- [Information provided]:
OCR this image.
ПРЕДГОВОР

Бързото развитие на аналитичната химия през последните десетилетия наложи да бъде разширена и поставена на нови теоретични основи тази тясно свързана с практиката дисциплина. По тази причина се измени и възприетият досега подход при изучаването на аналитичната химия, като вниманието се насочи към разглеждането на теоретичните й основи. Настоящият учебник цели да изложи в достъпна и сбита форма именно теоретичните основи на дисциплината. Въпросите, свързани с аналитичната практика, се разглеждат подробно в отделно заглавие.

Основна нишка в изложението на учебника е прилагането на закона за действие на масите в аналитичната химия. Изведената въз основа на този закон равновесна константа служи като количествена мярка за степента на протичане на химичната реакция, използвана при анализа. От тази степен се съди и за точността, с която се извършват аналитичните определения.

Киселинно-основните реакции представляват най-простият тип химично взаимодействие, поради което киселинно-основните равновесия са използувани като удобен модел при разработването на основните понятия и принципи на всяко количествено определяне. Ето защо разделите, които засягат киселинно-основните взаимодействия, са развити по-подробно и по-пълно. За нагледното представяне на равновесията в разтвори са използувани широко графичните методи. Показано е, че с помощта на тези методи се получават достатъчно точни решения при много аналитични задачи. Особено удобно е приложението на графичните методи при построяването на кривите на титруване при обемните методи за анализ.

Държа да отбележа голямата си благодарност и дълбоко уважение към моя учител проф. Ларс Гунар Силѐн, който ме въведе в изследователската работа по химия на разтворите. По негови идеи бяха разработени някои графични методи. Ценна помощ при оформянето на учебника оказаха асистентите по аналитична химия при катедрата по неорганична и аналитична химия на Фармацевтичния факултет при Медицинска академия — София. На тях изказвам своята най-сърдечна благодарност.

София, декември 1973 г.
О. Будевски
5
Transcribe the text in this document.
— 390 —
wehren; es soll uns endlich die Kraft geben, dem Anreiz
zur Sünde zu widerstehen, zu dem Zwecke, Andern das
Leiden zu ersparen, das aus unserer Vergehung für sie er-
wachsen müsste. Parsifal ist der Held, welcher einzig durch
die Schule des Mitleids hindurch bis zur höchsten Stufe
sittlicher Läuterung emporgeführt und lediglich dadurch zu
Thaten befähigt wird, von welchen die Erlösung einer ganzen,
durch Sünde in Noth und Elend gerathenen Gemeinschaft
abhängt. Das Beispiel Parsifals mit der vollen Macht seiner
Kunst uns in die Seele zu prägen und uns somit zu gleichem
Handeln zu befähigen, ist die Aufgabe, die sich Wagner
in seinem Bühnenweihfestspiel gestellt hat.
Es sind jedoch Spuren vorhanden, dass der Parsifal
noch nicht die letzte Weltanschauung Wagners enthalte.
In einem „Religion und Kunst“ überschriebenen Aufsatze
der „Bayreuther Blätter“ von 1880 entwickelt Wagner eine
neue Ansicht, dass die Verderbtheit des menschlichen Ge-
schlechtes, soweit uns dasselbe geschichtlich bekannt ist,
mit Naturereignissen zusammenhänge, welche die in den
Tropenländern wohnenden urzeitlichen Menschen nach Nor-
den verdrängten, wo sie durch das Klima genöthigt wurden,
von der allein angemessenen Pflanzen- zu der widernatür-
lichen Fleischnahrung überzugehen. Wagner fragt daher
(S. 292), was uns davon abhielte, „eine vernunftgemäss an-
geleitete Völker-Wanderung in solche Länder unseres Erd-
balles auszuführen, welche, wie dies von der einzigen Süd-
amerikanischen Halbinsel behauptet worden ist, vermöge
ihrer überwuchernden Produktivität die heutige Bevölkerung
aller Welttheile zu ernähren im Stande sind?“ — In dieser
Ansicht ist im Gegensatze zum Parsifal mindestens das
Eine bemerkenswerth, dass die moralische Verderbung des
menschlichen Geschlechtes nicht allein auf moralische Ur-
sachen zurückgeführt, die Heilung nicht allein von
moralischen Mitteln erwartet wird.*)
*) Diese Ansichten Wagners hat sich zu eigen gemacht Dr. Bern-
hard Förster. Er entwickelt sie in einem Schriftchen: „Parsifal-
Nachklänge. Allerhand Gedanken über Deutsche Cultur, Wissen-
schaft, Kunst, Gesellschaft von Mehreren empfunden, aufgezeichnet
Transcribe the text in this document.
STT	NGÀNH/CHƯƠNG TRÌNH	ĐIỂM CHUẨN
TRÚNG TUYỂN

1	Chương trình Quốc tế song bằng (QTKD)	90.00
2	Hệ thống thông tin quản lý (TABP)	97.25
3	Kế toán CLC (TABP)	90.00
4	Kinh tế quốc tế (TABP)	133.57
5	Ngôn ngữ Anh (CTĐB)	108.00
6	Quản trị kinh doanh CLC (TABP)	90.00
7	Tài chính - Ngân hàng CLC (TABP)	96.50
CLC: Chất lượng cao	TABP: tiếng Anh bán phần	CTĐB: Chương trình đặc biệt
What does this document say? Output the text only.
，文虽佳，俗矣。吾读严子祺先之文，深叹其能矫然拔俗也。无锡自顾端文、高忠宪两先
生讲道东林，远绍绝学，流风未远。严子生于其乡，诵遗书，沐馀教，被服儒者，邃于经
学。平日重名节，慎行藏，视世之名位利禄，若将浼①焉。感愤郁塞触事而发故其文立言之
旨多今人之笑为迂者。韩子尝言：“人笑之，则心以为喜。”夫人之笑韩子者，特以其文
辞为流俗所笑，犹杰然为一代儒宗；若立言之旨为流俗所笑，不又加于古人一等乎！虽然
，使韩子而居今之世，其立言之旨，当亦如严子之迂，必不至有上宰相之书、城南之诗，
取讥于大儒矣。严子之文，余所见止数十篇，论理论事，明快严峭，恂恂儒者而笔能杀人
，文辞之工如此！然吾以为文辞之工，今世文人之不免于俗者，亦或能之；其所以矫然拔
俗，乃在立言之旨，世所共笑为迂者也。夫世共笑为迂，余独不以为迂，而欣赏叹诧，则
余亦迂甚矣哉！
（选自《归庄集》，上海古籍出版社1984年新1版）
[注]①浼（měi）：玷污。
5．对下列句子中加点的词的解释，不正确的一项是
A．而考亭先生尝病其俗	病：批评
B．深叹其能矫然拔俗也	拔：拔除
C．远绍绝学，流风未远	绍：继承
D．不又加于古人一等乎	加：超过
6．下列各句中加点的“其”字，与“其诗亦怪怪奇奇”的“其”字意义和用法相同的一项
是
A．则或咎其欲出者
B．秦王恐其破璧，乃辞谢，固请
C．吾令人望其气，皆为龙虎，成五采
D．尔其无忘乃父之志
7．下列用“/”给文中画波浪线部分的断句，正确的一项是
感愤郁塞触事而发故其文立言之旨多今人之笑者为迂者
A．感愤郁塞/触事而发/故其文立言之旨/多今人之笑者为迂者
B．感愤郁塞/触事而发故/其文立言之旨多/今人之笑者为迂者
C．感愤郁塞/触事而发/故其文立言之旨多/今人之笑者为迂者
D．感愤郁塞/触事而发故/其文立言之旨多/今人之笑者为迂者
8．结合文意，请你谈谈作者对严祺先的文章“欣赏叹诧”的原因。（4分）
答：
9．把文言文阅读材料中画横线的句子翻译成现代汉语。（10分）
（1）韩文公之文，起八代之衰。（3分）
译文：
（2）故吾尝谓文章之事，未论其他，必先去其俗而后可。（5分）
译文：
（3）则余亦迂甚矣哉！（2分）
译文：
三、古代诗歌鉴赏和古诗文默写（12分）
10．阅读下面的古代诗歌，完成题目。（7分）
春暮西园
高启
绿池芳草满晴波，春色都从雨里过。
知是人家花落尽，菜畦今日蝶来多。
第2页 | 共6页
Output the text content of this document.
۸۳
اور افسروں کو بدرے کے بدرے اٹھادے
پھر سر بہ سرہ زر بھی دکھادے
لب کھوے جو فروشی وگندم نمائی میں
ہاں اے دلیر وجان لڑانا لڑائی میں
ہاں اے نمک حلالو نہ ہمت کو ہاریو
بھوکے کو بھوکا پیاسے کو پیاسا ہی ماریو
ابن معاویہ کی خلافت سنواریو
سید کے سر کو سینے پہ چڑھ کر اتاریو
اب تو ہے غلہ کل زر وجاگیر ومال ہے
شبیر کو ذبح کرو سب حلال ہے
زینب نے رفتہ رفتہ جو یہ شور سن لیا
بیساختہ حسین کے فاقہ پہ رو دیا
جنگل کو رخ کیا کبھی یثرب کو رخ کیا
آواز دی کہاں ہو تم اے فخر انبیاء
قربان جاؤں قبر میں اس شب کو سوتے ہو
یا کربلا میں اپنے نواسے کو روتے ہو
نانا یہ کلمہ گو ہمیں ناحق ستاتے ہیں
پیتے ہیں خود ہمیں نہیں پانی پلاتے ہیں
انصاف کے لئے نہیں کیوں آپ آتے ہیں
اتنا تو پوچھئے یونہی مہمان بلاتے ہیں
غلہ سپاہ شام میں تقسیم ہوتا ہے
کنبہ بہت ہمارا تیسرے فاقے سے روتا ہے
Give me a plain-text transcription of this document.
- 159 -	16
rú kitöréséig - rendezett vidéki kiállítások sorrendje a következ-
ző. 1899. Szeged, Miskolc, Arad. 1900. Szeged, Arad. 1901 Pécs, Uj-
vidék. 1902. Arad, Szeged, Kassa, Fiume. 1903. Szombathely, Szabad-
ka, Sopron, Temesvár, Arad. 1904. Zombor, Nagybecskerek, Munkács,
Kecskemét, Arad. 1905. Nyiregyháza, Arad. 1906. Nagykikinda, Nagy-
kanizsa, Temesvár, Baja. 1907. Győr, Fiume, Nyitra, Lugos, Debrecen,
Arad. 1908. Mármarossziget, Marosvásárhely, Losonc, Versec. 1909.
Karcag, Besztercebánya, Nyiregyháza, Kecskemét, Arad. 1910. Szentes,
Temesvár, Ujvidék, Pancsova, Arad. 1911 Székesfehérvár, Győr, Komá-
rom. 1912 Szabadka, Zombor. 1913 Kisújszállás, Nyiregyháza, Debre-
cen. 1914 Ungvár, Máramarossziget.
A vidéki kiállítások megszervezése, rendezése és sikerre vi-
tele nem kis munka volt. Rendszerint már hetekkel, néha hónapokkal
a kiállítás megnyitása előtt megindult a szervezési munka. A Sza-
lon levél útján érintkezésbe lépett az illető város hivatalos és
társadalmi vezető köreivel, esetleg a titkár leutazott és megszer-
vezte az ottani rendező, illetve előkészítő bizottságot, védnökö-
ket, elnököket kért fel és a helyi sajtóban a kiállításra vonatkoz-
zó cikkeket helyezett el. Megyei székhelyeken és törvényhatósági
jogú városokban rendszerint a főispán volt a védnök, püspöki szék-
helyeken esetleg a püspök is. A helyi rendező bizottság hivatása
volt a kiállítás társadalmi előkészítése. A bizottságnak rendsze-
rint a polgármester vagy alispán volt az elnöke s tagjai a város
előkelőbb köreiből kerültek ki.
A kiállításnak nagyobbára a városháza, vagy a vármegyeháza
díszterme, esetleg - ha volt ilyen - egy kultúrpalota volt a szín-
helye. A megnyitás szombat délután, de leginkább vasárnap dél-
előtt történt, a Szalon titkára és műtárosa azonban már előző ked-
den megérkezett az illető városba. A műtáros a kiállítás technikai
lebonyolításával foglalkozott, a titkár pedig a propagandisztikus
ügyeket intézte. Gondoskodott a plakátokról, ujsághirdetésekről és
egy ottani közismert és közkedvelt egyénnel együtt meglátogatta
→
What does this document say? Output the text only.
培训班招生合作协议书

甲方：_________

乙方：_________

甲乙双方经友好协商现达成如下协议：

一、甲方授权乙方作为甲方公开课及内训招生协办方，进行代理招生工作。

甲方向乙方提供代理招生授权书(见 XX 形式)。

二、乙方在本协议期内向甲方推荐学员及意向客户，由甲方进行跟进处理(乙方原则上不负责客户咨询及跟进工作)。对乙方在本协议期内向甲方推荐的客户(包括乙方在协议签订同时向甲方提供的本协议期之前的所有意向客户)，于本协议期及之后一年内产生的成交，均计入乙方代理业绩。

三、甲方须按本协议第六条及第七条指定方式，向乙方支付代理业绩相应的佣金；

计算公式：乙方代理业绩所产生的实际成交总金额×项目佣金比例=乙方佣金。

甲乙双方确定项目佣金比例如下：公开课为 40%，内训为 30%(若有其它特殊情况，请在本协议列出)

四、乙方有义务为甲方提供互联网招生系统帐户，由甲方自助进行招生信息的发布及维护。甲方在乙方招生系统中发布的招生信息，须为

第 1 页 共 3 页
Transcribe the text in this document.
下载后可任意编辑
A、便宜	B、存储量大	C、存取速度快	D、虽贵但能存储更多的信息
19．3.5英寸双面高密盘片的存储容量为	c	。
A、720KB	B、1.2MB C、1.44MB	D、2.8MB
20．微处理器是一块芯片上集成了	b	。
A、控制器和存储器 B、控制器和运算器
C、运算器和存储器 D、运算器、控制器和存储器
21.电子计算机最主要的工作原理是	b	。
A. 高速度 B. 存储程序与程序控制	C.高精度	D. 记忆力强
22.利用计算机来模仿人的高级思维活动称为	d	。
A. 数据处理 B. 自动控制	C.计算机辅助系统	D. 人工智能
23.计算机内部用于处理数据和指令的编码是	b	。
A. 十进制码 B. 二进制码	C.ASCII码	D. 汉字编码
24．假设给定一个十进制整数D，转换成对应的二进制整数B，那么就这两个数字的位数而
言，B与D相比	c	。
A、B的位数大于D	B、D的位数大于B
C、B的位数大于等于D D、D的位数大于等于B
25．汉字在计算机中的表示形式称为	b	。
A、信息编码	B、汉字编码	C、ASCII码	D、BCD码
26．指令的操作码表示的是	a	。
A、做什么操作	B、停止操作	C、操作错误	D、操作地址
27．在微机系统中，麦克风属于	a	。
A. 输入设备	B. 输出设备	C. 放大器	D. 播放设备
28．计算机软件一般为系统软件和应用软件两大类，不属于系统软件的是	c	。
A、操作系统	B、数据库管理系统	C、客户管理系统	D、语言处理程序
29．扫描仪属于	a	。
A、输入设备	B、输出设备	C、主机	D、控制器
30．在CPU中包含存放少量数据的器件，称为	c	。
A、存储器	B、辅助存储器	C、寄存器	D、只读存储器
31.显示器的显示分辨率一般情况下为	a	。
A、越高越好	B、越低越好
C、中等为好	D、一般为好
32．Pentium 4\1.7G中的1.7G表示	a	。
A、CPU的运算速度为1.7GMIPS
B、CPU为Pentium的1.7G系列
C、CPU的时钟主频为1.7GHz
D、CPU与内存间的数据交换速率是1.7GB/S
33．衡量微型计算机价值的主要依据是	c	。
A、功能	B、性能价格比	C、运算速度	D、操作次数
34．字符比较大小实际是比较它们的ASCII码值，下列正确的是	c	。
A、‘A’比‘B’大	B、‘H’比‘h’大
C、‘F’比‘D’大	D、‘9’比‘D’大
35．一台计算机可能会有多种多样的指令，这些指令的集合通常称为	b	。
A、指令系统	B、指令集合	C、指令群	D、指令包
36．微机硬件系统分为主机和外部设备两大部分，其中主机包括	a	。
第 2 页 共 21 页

- [Problem to work on]: Search the data for the word "társadalmi" and copy each line where it appears.

- [Solution to this task]:
társadalmi vezető köreivel, esetleg a titkár leutazott és megszer-
volt a kiállítás társadalmi előkészítése. A bizottságnak rendsze-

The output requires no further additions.